PROBLEM STATEMENT
Give all the lines below again, exactly, with no pictures.

INFORMATION PROVIDED
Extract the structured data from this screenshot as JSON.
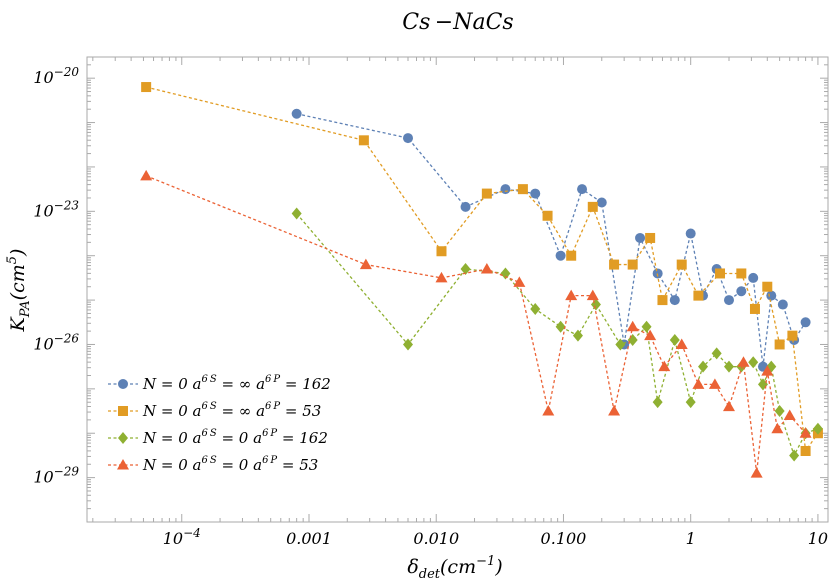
{
  "chart_data": {
    "type": "scatter",
    "title": "Cs −NaCs",
    "xlabel": {
      "main": "δ",
      "sub": "det",
      "tail": "(cm",
      "sup": "−1",
      "end": ")"
    },
    "ylabel": {
      "main": "K",
      "sub": "PA",
      "tail": "(cm",
      "sup": "5",
      "end": ")"
    },
    "x_scale": "log",
    "y_scale": "log",
    "xlim": [
      1.8e-05,
      12
    ],
    "ylim": [
      1e-30,
      3e-20
    ],
    "x_ticks": [
      {
        "value": 0.0001,
        "label": "10−4"
      },
      {
        "value": 0.001,
        "label": "0.001"
      },
      {
        "value": 0.01,
        "label": "0.010"
      },
      {
        "value": 0.1,
        "label": "0.100"
      },
      {
        "value": 1,
        "label": "1"
      },
      {
        "value": 10,
        "label": "10"
      }
    ],
    "y_ticks": [
      {
        "value": 1e-20,
        "base": "10",
        "exp": "−20"
      },
      {
        "value": 1e-23,
        "base": "10",
        "exp": "−23"
      },
      {
        "value": 1e-26,
        "base": "10",
        "exp": "−26"
      },
      {
        "value": 1e-29,
        "base": "10",
        "exp": "−29"
      }
    ],
    "grid": false,
    "legend_position": "bottom-left",
    "series": [
      {
        "name": "N = 0 a6S = ∞ a6P = 162",
        "label": {
          "a": "N = 0 a",
          "s1": "6 S",
          "b": " = ∞ a",
          "s2": "6 P",
          "c": " = 162"
        },
        "color": "#5e81b5",
        "marker": "circle",
        "x": [
          0.0008,
          0.006,
          0.017,
          0.035,
          0.06,
          0.095,
          0.14,
          0.2,
          0.3,
          0.4,
          0.55,
          0.75,
          1.0,
          1.25,
          1.6,
          2.0,
          2.5,
          3.1,
          3.7,
          4.3,
          5.3,
          6.5,
          8.0
        ],
        "y": [
          1.58e-21,
          4.47e-22,
          1.26e-23,
          3.16e-23,
          2.51e-23,
          1e-24,
          3.16e-23,
          1.58e-23,
          1e-26,
          2.51e-24,
          3.98e-25,
          1e-25,
          3.16e-24,
          1.26e-25,
          5.01e-25,
          1e-25,
          1.58e-25,
          3.16e-25,
          3.16e-27,
          1.26e-25,
          7.94e-26,
          1.26e-26,
          3.16e-26
        ]
      },
      {
        "name": "N = 0 a6S = ∞ a6P = 53",
        "label": {
          "a": "N = 0 a",
          "s1": "6 S",
          "b": " = ∞ a",
          "s2": "6 P",
          "c": " = 53"
        },
        "color": "#e19c24",
        "marker": "square",
        "x": [
          5.25e-05,
          0.0027,
          0.011,
          0.025,
          0.048,
          0.075,
          0.115,
          0.17,
          0.25,
          0.35,
          0.48,
          0.6,
          0.85,
          1.15,
          1.7,
          2.5,
          3.2,
          4.0,
          5.0,
          6.3,
          8.0,
          10.0
        ],
        "y": [
          6.31e-21,
          3.98e-22,
          1.26e-24,
          2.51e-23,
          3.16e-23,
          7.94e-24,
          1e-24,
          1.26e-23,
          6.31e-25,
          6.31e-25,
          2.51e-24,
          1e-25,
          6.31e-25,
          1.26e-25,
          3.98e-25,
          3.98e-25,
          6.31e-26,
          2e-25,
          1e-26,
          1.58e-26,
          3.98e-29,
          1e-28
        ]
      },
      {
        "name": "N = 0 a6S = 0 a6P = 162",
        "label": {
          "a": "N = 0 a",
          "s1": "6 S",
          "b": " = 0 a",
          "s2": "6 P",
          "c": " = 162"
        },
        "color": "#8fb032",
        "marker": "diamond",
        "x": [
          0.0008,
          0.006,
          0.017,
          0.035,
          0.06,
          0.095,
          0.13,
          0.18,
          0.28,
          0.35,
          0.45,
          0.55,
          0.75,
          1.0,
          1.25,
          1.6,
          2.0,
          2.5,
          3.1,
          3.7,
          4.3,
          5.0,
          6.5,
          8.0,
          10.0
        ],
        "y": [
          8.91e-24,
          1e-26,
          5.01e-25,
          3.98e-25,
          6.31e-26,
          2.51e-26,
          1.58e-26,
          7.94e-26,
          1e-26,
          1.26e-26,
          2.51e-26,
          5.01e-28,
          1.26e-26,
          5.01e-28,
          3.16e-27,
          6.31e-27,
          3.16e-27,
          3.16e-27,
          3.98e-27,
          1.26e-27,
          3.16e-27,
          3.16e-28,
          3.16e-29,
          1e-28,
          1.26e-28
        ]
      },
      {
        "name": "N = 0 a6S = 0 a6P = 53",
        "label": {
          "a": "N = 0 a",
          "s1": "6 S",
          "b": " = 0 a",
          "s2": "6 P",
          "c": " = 53"
        },
        "color": "#eb6235",
        "marker": "triangle",
        "x": [
          5.25e-05,
          0.0028,
          0.011,
          0.025,
          0.045,
          0.076,
          0.115,
          0.17,
          0.25,
          0.35,
          0.48,
          0.62,
          0.85,
          1.15,
          1.55,
          2.0,
          2.6,
          3.3,
          4.0,
          4.8,
          6.0,
          8.0
        ],
        "y": [
          6.31e-23,
          6.31e-25,
          3.16e-25,
          5.01e-25,
          2.51e-25,
          3.16e-28,
          1.26e-25,
          1.26e-25,
          3.16e-28,
          2.51e-26,
          1.58e-26,
          3.16e-27,
          1e-26,
          1.26e-27,
          1.26e-27,
          3.98e-28,
          3.98e-27,
          1.26e-29,
          2.51e-27,
          1.26e-28,
          2.51e-28,
          1e-28
        ]
      }
    ]
  }
}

TASK RESPONSE
Extract the structured data from this screenshot as JSON.
{
  "chart_data": {
    "type": "scatter",
    "title": "Cs −NaCs",
    "xlabel": {
      "main": "δ",
      "sub": "det",
      "tail": "(cm",
      "sup": "−1",
      "end": ")"
    },
    "ylabel": {
      "main": "K",
      "sub": "PA",
      "tail": "(cm",
      "sup": "5",
      "end": ")"
    },
    "x_scale": "log",
    "y_scale": "log",
    "xlim": [
      1.8e-05,
      12
    ],
    "ylim": [
      1e-30,
      3e-20
    ],
    "x_ticks": [
      {
        "value": 0.0001,
        "label": "10−4"
      },
      {
        "value": 0.001,
        "label": "0.001"
      },
      {
        "value": 0.01,
        "label": "0.010"
      },
      {
        "value": 0.1,
        "label": "0.100"
      },
      {
        "value": 1,
        "label": "1"
      },
      {
        "value": 10,
        "label": "10"
      }
    ],
    "y_ticks": [
      {
        "value": 1e-20,
        "base": "10",
        "exp": "−20"
      },
      {
        "value": 1e-23,
        "base": "10",
        "exp": "−23"
      },
      {
        "value": 1e-26,
        "base": "10",
        "exp": "−26"
      },
      {
        "value": 1e-29,
        "base": "10",
        "exp": "−29"
      }
    ],
    "grid": false,
    "legend_position": "bottom-left",
    "series": [
      {
        "name": "N = 0 a6S = ∞ a6P = 162",
        "label": {
          "a": "N = 0 a",
          "s1": "6 S",
          "b": " = ∞ a",
          "s2": "6 P",
          "c": " = 162"
        },
        "color": "#5e81b5",
        "marker": "circle",
        "x": [
          0.0008,
          0.006,
          0.017,
          0.035,
          0.06,
          0.095,
          0.14,
          0.2,
          0.3,
          0.4,
          0.55,
          0.75,
          1.0,
          1.25,
          1.6,
          2.0,
          2.5,
          3.1,
          3.7,
          4.3,
          5.3,
          6.5,
          8.0
        ],
        "y": [
          1.58e-21,
          4.47e-22,
          1.26e-23,
          3.16e-23,
          2.51e-23,
          1e-24,
          3.16e-23,
          1.58e-23,
          1e-26,
          2.51e-24,
          3.98e-25,
          1e-25,
          3.16e-24,
          1.26e-25,
          5.01e-25,
          1e-25,
          1.58e-25,
          3.16e-25,
          3.16e-27,
          1.26e-25,
          7.94e-26,
          1.26e-26,
          3.16e-26
        ]
      },
      {
        "name": "N = 0 a6S = ∞ a6P = 53",
        "label": {
          "a": "N = 0 a",
          "s1": "6 S",
          "b": " = ∞ a",
          "s2": "6 P",
          "c": " = 53"
        },
        "color": "#e19c24",
        "marker": "square",
        "x": [
          5.25e-05,
          0.0027,
          0.011,
          0.025,
          0.048,
          0.075,
          0.115,
          0.17,
          0.25,
          0.35,
          0.48,
          0.6,
          0.85,
          1.15,
          1.7,
          2.5,
          3.2,
          4.0,
          5.0,
          6.3,
          8.0,
          10.0
        ],
        "y": [
          6.31e-21,
          3.98e-22,
          1.26e-24,
          2.51e-23,
          3.16e-23,
          7.94e-24,
          1e-24,
          1.26e-23,
          6.31e-25,
          6.31e-25,
          2.51e-24,
          1e-25,
          6.31e-25,
          1.26e-25,
          3.98e-25,
          3.98e-25,
          6.31e-26,
          2e-25,
          1e-26,
          1.58e-26,
          3.98e-29,
          1e-28
        ]
      },
      {
        "name": "N = 0 a6S = 0 a6P = 162",
        "label": {
          "a": "N = 0 a",
          "s1": "6 S",
          "b": " = 0 a",
          "s2": "6 P",
          "c": " = 162"
        },
        "color": "#8fb032",
        "marker": "diamond",
        "x": [
          0.0008,
          0.006,
          0.017,
          0.035,
          0.06,
          0.095,
          0.13,
          0.18,
          0.28,
          0.35,
          0.45,
          0.55,
          0.75,
          1.0,
          1.25,
          1.6,
          2.0,
          2.5,
          3.1,
          3.7,
          4.3,
          5.0,
          6.5,
          8.0,
          10.0
        ],
        "y": [
          8.91e-24,
          1e-26,
          5.01e-25,
          3.98e-25,
          6.31e-26,
          2.51e-26,
          1.58e-26,
          7.94e-26,
          1e-26,
          1.26e-26,
          2.51e-26,
          5.01e-28,
          1.26e-26,
          5.01e-28,
          3.16e-27,
          6.31e-27,
          3.16e-27,
          3.16e-27,
          3.98e-27,
          1.26e-27,
          3.16e-27,
          3.16e-28,
          3.16e-29,
          1e-28,
          1.26e-28
        ]
      },
      {
        "name": "N = 0 a6S = 0 a6P = 53",
        "label": {
          "a": "N = 0 a",
          "s1": "6 S",
          "b": " = 0 a",
          "s2": "6 P",
          "c": " = 53"
        },
        "color": "#eb6235",
        "marker": "triangle",
        "x": [
          5.25e-05,
          0.0028,
          0.011,
          0.025,
          0.045,
          0.076,
          0.115,
          0.17,
          0.25,
          0.35,
          0.48,
          0.62,
          0.85,
          1.15,
          1.55,
          2.0,
          2.6,
          3.3,
          4.0,
          4.8,
          6.0,
          8.0
        ],
        "y": [
          6.31e-23,
          6.31e-25,
          3.16e-25,
          5.01e-25,
          2.51e-25,
          3.16e-28,
          1.26e-25,
          1.26e-25,
          3.16e-28,
          2.51e-26,
          1.58e-26,
          3.16e-27,
          1e-26,
          1.26e-27,
          1.26e-27,
          3.98e-28,
          3.98e-27,
          1.26e-29,
          2.51e-27,
          1.26e-28,
          2.51e-28,
          1e-28
        ]
      }
    ]
  }
}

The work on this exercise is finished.